Challenge
Pick out every line in the data below that holds "beliefs".

[begin Exercise material]

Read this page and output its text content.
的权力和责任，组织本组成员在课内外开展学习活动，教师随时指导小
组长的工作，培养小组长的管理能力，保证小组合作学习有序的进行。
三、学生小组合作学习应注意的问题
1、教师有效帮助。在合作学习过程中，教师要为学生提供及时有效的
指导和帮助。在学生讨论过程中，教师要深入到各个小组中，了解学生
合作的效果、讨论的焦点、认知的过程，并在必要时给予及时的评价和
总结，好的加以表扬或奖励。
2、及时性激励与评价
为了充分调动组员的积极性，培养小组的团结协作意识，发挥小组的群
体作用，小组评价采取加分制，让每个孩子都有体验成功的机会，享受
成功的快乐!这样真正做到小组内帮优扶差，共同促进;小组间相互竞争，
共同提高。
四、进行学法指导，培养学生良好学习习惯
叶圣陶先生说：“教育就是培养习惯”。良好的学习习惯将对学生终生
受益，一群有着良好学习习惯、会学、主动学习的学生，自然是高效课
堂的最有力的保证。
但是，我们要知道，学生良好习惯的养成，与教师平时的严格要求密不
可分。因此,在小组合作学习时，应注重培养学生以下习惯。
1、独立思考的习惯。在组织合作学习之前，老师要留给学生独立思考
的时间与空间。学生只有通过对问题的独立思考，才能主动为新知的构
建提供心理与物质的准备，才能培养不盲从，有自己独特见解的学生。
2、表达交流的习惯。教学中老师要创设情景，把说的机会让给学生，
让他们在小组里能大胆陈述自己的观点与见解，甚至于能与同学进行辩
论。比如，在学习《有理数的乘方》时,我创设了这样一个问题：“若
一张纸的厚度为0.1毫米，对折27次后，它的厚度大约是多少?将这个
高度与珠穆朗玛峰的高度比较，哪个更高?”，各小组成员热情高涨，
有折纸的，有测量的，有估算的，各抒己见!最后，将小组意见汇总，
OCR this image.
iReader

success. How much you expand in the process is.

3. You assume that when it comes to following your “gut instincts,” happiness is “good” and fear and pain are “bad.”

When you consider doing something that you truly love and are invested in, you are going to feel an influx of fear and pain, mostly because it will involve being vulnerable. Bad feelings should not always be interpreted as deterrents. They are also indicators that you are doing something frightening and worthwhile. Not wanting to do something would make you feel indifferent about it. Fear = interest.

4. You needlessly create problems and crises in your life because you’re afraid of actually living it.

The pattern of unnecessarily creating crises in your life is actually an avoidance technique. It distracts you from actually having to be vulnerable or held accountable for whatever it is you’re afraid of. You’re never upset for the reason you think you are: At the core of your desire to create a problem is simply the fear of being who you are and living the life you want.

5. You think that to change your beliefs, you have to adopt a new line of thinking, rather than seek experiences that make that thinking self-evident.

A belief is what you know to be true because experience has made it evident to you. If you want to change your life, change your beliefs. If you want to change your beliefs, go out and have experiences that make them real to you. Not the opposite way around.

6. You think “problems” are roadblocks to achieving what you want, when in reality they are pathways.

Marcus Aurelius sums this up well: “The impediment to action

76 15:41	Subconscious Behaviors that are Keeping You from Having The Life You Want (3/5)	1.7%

[end Exercise material]

Exercise solution
5. You think that to change your beliefs, you have to adopt a new line of thinking, rather than seek experiences that make that thinking self-evident.
A belief is what you know to be true because experience has made it evident to you. If you want to change your life, change your beliefs. If you want to change your beliefs, go out and have experiences that make them real to you. Not the opposite way around.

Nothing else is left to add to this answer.